> [Aim of the task]:
Pull out each line of the data that includes the word "this".

> [Record extracts]:

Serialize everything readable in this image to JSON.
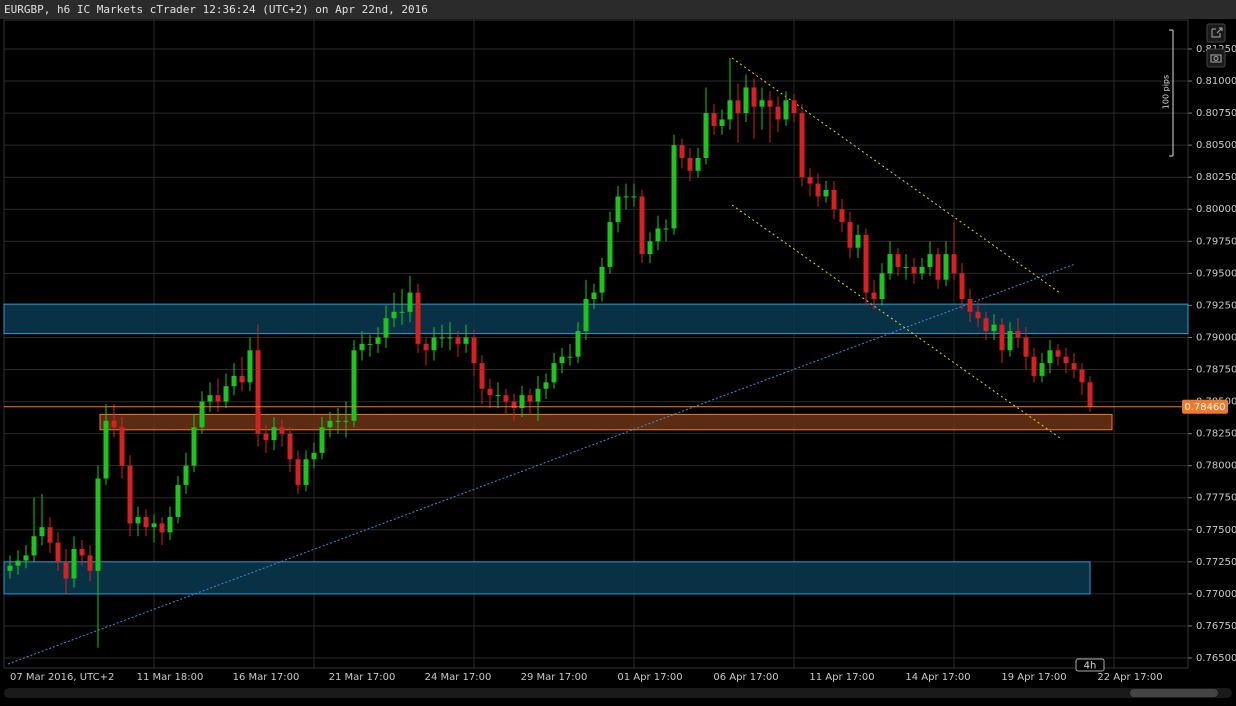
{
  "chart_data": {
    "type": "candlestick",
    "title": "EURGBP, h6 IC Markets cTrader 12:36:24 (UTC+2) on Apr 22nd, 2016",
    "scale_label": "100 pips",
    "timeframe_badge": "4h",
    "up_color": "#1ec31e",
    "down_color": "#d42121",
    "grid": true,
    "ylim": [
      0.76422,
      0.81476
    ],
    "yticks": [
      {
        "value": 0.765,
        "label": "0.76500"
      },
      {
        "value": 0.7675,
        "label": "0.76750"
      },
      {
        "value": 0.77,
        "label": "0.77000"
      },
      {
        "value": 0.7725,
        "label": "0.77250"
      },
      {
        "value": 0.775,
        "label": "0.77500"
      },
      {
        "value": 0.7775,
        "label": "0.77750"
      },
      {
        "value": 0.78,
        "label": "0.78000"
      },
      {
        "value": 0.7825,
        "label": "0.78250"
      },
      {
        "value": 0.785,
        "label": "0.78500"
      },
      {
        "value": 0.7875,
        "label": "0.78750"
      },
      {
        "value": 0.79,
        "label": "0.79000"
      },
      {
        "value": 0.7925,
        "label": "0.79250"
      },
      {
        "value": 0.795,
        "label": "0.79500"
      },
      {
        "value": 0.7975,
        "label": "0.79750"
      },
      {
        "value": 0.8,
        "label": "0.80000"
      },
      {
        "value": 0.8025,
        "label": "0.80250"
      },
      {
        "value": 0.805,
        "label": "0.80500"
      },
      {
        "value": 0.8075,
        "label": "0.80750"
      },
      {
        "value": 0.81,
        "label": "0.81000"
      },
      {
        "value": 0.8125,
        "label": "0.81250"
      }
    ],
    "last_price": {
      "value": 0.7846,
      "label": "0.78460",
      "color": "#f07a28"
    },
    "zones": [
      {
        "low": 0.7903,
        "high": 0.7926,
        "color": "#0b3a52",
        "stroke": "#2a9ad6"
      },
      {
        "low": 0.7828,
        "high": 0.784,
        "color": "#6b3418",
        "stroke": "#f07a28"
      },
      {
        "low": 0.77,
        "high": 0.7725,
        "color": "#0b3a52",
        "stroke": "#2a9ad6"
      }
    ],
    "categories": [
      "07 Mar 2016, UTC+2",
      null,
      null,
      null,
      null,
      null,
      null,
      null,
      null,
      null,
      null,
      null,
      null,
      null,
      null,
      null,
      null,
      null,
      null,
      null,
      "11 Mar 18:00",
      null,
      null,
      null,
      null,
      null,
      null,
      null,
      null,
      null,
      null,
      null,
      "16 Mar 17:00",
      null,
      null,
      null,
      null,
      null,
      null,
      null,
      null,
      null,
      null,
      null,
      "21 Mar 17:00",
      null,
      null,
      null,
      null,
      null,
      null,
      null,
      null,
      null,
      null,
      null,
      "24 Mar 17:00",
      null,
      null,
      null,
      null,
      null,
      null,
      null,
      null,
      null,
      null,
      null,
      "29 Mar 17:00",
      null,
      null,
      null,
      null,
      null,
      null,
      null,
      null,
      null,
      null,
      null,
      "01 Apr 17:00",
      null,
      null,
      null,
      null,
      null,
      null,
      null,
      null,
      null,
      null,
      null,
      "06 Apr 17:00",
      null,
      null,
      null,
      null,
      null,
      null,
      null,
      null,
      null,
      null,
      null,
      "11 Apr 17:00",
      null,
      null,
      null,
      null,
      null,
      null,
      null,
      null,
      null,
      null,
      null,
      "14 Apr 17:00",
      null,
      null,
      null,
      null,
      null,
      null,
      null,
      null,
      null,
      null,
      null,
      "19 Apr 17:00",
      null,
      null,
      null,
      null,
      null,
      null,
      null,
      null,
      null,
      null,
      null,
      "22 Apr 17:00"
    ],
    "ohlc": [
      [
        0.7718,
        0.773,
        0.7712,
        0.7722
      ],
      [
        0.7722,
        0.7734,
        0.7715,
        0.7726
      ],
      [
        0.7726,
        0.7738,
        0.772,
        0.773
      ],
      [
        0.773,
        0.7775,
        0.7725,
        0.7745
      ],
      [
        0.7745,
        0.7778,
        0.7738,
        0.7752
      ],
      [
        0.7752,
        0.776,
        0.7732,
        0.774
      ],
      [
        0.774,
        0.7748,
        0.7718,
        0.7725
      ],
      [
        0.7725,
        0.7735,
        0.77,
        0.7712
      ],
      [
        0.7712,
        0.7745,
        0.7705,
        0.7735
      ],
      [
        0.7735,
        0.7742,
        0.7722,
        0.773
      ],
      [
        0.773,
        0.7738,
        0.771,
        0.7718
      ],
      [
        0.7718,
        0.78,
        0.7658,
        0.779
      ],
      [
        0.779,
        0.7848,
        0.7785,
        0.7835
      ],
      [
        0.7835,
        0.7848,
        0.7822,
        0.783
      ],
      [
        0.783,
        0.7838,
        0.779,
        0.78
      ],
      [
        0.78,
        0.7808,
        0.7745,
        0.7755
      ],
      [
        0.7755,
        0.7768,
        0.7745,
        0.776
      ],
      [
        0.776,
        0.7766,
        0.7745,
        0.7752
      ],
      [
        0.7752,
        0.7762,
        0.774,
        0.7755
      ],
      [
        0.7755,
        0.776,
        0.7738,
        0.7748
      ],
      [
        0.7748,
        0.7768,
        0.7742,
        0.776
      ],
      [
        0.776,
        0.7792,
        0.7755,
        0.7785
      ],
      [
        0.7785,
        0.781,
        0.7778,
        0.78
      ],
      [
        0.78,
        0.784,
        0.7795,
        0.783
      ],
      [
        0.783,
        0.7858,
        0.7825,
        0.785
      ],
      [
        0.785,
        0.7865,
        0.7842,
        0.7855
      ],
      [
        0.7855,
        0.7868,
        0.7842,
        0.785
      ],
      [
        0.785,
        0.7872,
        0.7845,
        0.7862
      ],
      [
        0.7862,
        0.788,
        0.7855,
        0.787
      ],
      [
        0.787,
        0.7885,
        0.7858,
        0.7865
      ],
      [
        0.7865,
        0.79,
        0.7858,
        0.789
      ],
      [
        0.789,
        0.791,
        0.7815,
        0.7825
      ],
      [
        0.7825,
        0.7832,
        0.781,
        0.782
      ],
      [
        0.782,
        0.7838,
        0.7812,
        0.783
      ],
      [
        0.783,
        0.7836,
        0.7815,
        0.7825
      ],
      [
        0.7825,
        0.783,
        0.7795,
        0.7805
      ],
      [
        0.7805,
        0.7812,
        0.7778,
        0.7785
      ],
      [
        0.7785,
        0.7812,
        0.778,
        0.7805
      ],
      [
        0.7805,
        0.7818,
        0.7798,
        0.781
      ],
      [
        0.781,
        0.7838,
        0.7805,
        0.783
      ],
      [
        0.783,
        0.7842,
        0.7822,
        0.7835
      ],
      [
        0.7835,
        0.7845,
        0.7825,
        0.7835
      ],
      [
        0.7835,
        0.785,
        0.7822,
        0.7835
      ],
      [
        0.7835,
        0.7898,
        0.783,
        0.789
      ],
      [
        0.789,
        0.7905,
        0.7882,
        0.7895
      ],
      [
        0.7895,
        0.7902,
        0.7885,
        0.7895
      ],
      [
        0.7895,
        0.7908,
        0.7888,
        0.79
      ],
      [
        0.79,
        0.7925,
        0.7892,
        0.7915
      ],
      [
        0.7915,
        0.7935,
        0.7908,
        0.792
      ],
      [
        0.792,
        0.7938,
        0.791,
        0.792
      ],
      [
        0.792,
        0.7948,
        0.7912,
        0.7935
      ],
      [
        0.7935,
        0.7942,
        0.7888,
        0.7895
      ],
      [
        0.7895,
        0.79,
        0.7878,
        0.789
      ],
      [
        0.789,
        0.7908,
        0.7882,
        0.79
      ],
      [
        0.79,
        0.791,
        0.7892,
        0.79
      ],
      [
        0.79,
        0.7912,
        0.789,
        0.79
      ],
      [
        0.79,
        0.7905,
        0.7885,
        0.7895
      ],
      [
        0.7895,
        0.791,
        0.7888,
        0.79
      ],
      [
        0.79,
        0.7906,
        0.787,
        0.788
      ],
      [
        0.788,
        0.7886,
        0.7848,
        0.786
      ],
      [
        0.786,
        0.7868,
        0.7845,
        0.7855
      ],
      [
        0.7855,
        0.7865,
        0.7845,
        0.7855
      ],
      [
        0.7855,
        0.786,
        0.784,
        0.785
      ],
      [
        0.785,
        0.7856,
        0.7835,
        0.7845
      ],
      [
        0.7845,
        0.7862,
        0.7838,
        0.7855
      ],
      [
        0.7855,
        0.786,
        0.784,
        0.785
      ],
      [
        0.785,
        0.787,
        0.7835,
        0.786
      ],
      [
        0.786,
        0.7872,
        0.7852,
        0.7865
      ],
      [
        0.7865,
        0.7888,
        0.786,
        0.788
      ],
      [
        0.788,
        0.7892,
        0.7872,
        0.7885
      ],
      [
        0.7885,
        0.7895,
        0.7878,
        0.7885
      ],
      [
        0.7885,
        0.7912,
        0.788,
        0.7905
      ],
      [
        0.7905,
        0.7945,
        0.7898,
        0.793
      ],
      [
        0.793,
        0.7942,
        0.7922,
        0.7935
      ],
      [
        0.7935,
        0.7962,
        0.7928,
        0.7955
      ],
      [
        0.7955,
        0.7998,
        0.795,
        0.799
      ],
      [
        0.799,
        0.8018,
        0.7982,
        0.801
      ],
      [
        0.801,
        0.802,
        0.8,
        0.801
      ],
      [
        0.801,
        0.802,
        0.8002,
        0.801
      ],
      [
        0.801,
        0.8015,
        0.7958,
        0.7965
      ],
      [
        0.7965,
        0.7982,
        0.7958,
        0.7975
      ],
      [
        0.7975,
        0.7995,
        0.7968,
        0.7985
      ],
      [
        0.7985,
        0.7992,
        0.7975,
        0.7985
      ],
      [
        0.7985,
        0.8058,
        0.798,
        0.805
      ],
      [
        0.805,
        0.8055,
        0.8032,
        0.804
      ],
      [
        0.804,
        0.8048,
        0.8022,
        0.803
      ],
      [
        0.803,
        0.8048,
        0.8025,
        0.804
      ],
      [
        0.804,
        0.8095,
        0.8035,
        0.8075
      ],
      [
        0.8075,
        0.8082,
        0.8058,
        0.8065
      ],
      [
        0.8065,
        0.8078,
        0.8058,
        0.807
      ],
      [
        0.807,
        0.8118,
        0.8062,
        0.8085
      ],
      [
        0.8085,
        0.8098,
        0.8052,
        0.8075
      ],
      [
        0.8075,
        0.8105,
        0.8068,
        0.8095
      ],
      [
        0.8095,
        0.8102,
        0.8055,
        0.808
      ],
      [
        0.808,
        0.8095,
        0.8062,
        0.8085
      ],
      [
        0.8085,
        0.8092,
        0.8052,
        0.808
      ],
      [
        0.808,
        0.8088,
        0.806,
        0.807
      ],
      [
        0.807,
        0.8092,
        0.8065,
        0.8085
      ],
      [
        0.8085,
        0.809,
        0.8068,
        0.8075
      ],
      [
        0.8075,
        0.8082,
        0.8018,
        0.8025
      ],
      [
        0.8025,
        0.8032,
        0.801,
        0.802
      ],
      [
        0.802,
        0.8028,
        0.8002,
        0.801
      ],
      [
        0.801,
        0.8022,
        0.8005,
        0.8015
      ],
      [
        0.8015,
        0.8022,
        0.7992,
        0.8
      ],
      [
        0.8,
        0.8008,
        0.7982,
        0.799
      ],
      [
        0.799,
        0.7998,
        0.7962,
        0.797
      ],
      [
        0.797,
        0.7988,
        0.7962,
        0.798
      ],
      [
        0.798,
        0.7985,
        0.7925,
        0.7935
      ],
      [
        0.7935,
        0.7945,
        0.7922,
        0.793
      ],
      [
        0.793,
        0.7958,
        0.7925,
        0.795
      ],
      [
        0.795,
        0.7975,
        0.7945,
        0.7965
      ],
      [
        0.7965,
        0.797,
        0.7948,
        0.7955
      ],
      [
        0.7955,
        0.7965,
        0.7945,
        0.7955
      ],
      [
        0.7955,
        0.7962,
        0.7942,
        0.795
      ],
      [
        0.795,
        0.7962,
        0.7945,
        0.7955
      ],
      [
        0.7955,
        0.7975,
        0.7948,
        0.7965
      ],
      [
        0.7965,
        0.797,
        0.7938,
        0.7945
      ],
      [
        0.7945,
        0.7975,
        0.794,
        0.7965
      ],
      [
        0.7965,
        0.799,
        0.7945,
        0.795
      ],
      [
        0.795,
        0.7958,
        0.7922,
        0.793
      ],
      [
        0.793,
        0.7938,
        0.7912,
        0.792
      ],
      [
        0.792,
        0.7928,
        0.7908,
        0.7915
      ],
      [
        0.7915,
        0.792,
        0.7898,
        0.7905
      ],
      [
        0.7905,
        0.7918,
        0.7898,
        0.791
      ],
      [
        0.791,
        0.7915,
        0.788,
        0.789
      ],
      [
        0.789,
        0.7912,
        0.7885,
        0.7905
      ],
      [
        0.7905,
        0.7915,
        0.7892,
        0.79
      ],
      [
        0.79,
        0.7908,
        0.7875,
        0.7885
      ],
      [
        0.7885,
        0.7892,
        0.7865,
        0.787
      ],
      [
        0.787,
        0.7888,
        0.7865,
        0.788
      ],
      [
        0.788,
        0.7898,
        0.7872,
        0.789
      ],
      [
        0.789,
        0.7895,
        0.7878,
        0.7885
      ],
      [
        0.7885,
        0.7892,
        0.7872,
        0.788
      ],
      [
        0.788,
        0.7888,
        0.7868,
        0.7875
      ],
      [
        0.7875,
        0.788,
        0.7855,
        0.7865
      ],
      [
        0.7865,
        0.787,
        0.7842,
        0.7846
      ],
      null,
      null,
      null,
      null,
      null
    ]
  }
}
==
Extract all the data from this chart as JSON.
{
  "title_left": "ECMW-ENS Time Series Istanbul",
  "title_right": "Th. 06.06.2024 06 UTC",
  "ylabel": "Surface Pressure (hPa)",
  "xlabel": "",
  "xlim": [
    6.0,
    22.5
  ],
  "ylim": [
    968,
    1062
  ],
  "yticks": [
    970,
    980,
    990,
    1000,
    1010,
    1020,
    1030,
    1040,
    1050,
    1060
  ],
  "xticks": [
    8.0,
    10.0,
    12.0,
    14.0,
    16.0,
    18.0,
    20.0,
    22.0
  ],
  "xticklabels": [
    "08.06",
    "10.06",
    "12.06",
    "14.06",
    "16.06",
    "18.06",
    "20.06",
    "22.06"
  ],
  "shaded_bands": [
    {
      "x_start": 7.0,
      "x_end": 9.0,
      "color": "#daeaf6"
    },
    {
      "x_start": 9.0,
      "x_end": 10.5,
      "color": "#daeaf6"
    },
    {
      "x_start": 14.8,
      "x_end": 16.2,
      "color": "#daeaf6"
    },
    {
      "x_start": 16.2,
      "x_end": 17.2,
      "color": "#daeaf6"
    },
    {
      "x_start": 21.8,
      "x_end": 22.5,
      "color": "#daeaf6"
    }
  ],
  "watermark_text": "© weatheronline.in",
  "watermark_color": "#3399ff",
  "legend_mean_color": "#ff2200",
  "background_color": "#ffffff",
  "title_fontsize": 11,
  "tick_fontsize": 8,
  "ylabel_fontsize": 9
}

> [Exercise solution]:
Serialize everything readable in this image to JSON.
Extract all the data from this chart as JSON.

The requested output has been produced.